— Start of Working data —

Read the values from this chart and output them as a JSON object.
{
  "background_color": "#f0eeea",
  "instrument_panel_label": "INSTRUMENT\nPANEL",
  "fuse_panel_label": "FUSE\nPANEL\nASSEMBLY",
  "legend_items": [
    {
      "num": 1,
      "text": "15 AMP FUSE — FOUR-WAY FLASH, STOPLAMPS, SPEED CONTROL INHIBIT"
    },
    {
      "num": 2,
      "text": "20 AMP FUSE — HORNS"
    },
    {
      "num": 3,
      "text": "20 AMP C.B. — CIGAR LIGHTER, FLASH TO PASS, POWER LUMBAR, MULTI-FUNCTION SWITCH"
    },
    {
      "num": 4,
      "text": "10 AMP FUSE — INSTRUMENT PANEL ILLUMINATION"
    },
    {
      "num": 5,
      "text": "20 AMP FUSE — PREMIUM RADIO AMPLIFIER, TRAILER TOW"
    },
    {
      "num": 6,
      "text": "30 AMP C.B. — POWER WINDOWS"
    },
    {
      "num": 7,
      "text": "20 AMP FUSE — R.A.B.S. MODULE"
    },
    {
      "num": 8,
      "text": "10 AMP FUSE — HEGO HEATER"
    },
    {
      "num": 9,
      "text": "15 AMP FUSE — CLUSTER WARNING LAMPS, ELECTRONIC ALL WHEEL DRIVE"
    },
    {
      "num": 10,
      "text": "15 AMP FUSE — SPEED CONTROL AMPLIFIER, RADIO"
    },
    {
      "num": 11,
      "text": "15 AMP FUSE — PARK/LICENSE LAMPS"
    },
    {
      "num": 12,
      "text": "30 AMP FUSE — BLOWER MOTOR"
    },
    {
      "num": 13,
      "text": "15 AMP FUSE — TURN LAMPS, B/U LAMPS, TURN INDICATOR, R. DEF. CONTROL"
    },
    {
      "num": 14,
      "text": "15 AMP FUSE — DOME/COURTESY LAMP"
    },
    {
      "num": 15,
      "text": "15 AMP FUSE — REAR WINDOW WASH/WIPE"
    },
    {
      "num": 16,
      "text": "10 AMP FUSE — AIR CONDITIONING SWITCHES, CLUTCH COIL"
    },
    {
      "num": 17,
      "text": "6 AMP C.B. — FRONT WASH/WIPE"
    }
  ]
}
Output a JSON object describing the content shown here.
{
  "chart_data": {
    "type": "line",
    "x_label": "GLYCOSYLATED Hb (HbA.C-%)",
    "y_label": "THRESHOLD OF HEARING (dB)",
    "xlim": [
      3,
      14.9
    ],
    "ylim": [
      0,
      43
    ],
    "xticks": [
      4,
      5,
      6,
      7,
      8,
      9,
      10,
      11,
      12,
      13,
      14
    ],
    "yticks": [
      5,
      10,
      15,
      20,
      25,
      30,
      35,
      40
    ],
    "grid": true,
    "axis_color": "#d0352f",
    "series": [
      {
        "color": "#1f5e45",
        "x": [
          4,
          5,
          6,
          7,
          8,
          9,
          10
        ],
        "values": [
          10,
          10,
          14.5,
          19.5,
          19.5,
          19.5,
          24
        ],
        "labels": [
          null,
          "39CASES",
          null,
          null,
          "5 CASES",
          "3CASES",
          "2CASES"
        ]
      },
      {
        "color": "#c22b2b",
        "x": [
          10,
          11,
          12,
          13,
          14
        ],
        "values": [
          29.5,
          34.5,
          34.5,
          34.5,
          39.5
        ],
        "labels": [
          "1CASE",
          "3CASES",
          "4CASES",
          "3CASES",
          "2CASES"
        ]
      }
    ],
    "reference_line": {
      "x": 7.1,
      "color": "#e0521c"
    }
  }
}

— End of Working data —

* **Requirements**
Reproduce the entire listing word for word.

* **Solution for this problem**
Read the values from this chart and output them as a JSON object.
{
  "background_color": "#f0eeea",
  "instrument_panel_label": "INSTRUMENT\nPANEL",
  "fuse_panel_label": "FUSE\nPANEL\nASSEMBLY",
  "legend_items": [
    {
      "num": 1,
      "text": "15 AMP FUSE — FOUR-WAY FLASH, STOPLAMPS, SPEED CONTROL INHIBIT"
    },
    {
      "num": 2,
      "text": "20 AMP FUSE — HORNS"
    },
    {
      "num": 3,
      "text": "20 AMP C.B. — CIGAR LIGHTER, FLASH TO PASS, POWER LUMBAR, MULTI-FUNCTION SWITCH"
    },
    {
      "num": 4,
      "text": "10 AMP FUSE — INSTRUMENT PANEL ILLUMINATION"
    },
    {
      "num": 5,
      "text": "20 AMP FUSE — PREMIUM RADIO AMPLIFIER, TRAILER TOW"
    },
    {
      "num": 6,
      "text": "30 AMP C.B. — POWER WINDOWS"
    },
    {
      "num": 7,
      "text": "20 AMP FUSE — R.A.B.S. MODULE"
    },
    {
      "num": 8,
      "text": "10 AMP FUSE — HEGO HEATER"
    },
    {
      "num": 9,
      "text": "15 AMP FUSE — CLUSTER WARNING LAMPS, ELECTRONIC ALL WHEEL DRIVE"
    },
    {
      "num": 10,
      "text": "15 AMP FUSE — SPEED CONTROL AMPLIFIER, RADIO"
    },
    {
      "num": 11,
      "text": "15 AMP FUSE — PARK/LICENSE LAMPS"
    },
    {
      "num": 12,
      "text": "30 AMP FUSE — BLOWER MOTOR"
    },
    {
      "num": 13,
      "text": "15 AMP FUSE — TURN LAMPS, B/U LAMPS, TURN INDICATOR, R. DEF. CONTROL"
    },
    {
      "num": 14,
      "text": "15 AMP FUSE — DOME/COURTESY LAMP"
    },
    {
      "num": 15,
      "text": "15 AMP FUSE — REAR WINDOW WASH/WIPE"
    },
    {
      "num": 16,
      "text": "10 AMP FUSE — AIR CONDITIONING SWITCHES, CLUTCH COIL"
    },
    {
      "num": 17,
      "text": "6 AMP C.B. — FRONT WASH/WIPE"
    }
  ]
}
Output a JSON object describing the content shown here.
{
  "chart_data": {
    "type": "line",
    "x_label": "GLYCOSYLATED Hb (HbA.C-%)",
    "y_label": "THRESHOLD OF HEARING (dB)",
    "xlim": [
      3,
      14.9
    ],
    "ylim": [
      0,
      43
    ],
    "xticks": [
      4,
      5,
      6,
      7,
      8,
      9,
      10,
      11,
      12,
      13,
      14
    ],
    "yticks": [
      5,
      10,
      15,
      20,
      25,
      30,
      35,
      40
    ],
    "grid": true,
    "axis_color": "#d0352f",
    "series": [
      {
        "color": "#1f5e45",
        "x": [
          4,
          5,
          6,
          7,
          8,
          9,
          10
        ],
        "values": [
          10,
          10,
          14.5,
          19.5,
          19.5,
          19.5,
          24
        ],
        "labels": [
          null,
          "39CASES",
          null,
          null,
          "5 CASES",
          "3CASES",
          "2CASES"
        ]
      },
      {
        "color": "#c22b2b",
        "x": [
          10,
          11,
          12,
          13,
          14
        ],
        "values": [
          29.5,
          34.5,
          34.5,
          34.5,
          39.5
        ],
        "labels": [
          "1CASE",
          "3CASES",
          "4CASES",
          "3CASES",
          "2CASES"
        ]
      }
    ],
    "reference_line": {
      "x": 7.1,
      "color": "#e0521c"
    }
  }
}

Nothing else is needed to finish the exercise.